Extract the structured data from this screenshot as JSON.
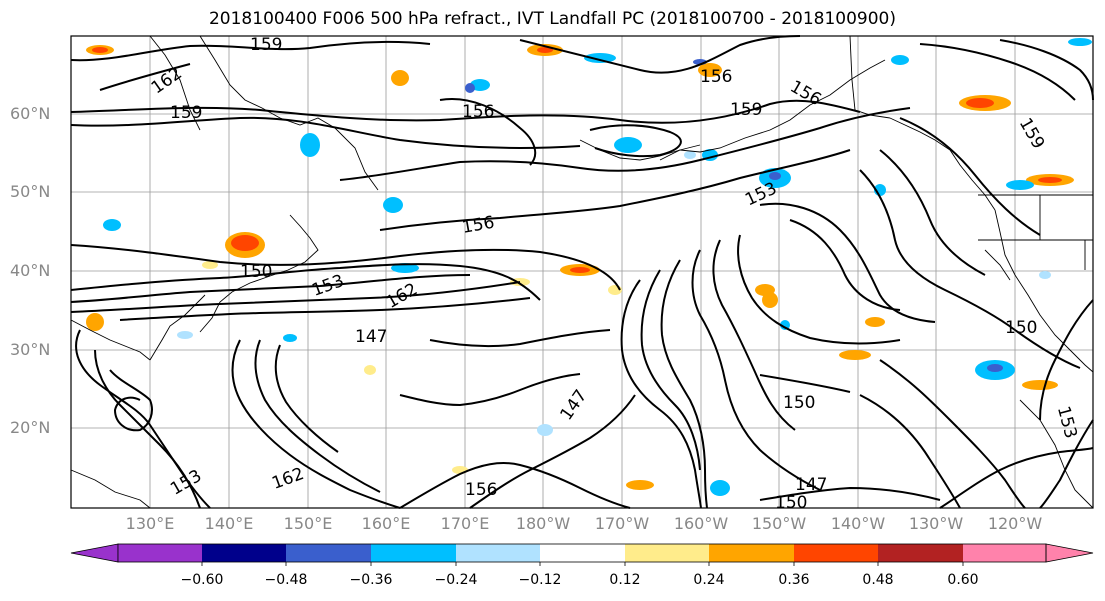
{
  "title": "2018100400 F006 500 hPa refract., IVT Landfall PC (2018100700 - 2018100900)",
  "lat_labels": [
    "60°N",
    "50°N",
    "40°N",
    "30°N",
    "20°N"
  ],
  "lon_labels": [
    "130°E",
    "140°E",
    "150°E",
    "160°E",
    "170°E",
    "180°W",
    "170°W",
    "160°W",
    "150°W",
    "140°W",
    "130°W",
    "120°W"
  ],
  "contour_labels": [
    "159",
    "156",
    "162",
    "159",
    "156",
    "159",
    "153",
    "156",
    "150",
    "153",
    "162",
    "147",
    "150",
    "147",
    "150",
    "147",
    "153",
    "156",
    "162",
    "159",
    "156",
    "150",
    "153"
  ],
  "colorbar": {
    "colors": [
      "#9932cc",
      "#00008b",
      "#3a5fcd",
      "#00bfff",
      "#b0e2ff",
      "#ffffff",
      "#ffec8b",
      "#ffa500",
      "#ff4500",
      "#b22222",
      "#ff82ab"
    ],
    "ticks": [
      "−0.60",
      "−0.48",
      "−0.36",
      "−0.24",
      "−0.12",
      "0.12",
      "0.24",
      "0.36",
      "0.48",
      "0.60"
    ]
  }
}
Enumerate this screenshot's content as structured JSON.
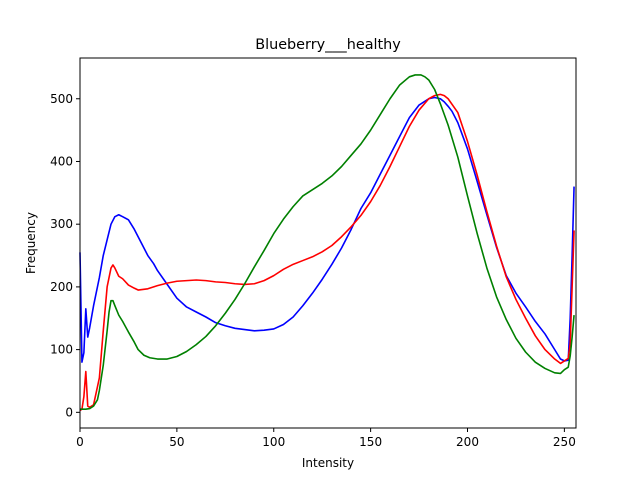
{
  "chart_data": {
    "type": "line",
    "title": "Blueberry___healthy",
    "xlabel": "Intensity",
    "ylabel": "Frequency",
    "xlim": [
      0,
      256
    ],
    "ylim": [
      -25,
      565
    ],
    "xticks": [
      0,
      50,
      100,
      150,
      200,
      250
    ],
    "yticks": [
      0,
      100,
      200,
      300,
      400,
      500
    ],
    "grid": false,
    "legend": "none",
    "series": [
      {
        "color": "#0000ff",
        "x": [
          0,
          1,
          2,
          3,
          4,
          5,
          7,
          10,
          12,
          14,
          16,
          18,
          20,
          22,
          25,
          28,
          30,
          33,
          35,
          38,
          40,
          45,
          50,
          55,
          60,
          65,
          70,
          75,
          80,
          85,
          90,
          95,
          100,
          105,
          110,
          115,
          120,
          125,
          130,
          135,
          140,
          145,
          150,
          155,
          160,
          165,
          170,
          175,
          180,
          183,
          186,
          188,
          190,
          192,
          195,
          200,
          205,
          210,
          215,
          220,
          225,
          230,
          235,
          240,
          245,
          248,
          250,
          252,
          253,
          254,
          255
        ],
        "y": [
          255,
          80,
          95,
          165,
          120,
          135,
          170,
          215,
          250,
          275,
          300,
          312,
          315,
          312,
          307,
          292,
          280,
          262,
          250,
          237,
          226,
          204,
          182,
          168,
          160,
          152,
          143,
          138,
          134,
          132,
          130,
          131,
          133,
          140,
          152,
          170,
          190,
          212,
          236,
          262,
          292,
          325,
          350,
          380,
          410,
          440,
          470,
          490,
          500,
          502,
          500,
          495,
          488,
          480,
          462,
          420,
          368,
          315,
          263,
          218,
          190,
          168,
          145,
          125,
          100,
          85,
          82,
          83,
          150,
          250,
          360
        ]
      },
      {
        "color": "#ff0000",
        "x": [
          0,
          1,
          2,
          3,
          4,
          5,
          7,
          10,
          12,
          14,
          16,
          17,
          18,
          20,
          22,
          25,
          28,
          30,
          35,
          40,
          45,
          50,
          55,
          60,
          65,
          70,
          75,
          80,
          85,
          90,
          95,
          100,
          105,
          110,
          115,
          120,
          125,
          130,
          135,
          140,
          145,
          150,
          155,
          160,
          165,
          170,
          175,
          180,
          183,
          186,
          188,
          190,
          195,
          200,
          205,
          210,
          215,
          220,
          225,
          230,
          235,
          240,
          245,
          248,
          250,
          252,
          253,
          254,
          255
        ],
        "y": [
          3,
          5,
          25,
          65,
          10,
          8,
          12,
          55,
          130,
          200,
          230,
          235,
          230,
          217,
          213,
          203,
          198,
          195,
          197,
          202,
          206,
          209,
          210,
          211,
          210,
          208,
          207,
          205,
          204,
          205,
          210,
          218,
          228,
          236,
          242,
          248,
          256,
          266,
          280,
          296,
          314,
          336,
          362,
          392,
          424,
          456,
          482,
          500,
          505,
          507,
          505,
          500,
          478,
          432,
          378,
          320,
          265,
          216,
          180,
          150,
          122,
          100,
          85,
          78,
          82,
          86,
          110,
          200,
          290
        ]
      },
      {
        "color": "#008000",
        "x": [
          0,
          2,
          3,
          5,
          7,
          9,
          10,
          12,
          14,
          15,
          16,
          17,
          18,
          20,
          22,
          25,
          28,
          30,
          33,
          36,
          40,
          45,
          50,
          55,
          60,
          65,
          70,
          75,
          80,
          85,
          90,
          95,
          100,
          105,
          110,
          115,
          120,
          125,
          130,
          135,
          140,
          145,
          150,
          155,
          160,
          165,
          170,
          173,
          176,
          178,
          180,
          183,
          186,
          190,
          195,
          200,
          205,
          210,
          215,
          220,
          225,
          230,
          235,
          240,
          245,
          248,
          250,
          252,
          253,
          254,
          255
        ],
        "y": [
          5,
          5,
          5,
          6,
          10,
          20,
          35,
          75,
          130,
          160,
          178,
          178,
          170,
          155,
          145,
          128,
          112,
          100,
          91,
          87,
          85,
          85,
          89,
          97,
          108,
          121,
          138,
          158,
          180,
          205,
          232,
          258,
          285,
          308,
          328,
          345,
          355,
          365,
          377,
          392,
          410,
          428,
          450,
          475,
          500,
          522,
          535,
          538,
          538,
          535,
          530,
          515,
          492,
          458,
          407,
          345,
          285,
          230,
          184,
          148,
          118,
          96,
          80,
          70,
          63,
          62,
          68,
          72,
          90,
          120,
          155
        ]
      }
    ]
  }
}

• _WRITTEN PROBLEM_: Where a line in the entries holds "JSON", copy that line.

• _EXERCISE ANSWER_:
Extract the structured data from this screenshot as JSON.
Enumerate this screenshot's content as structured JSON.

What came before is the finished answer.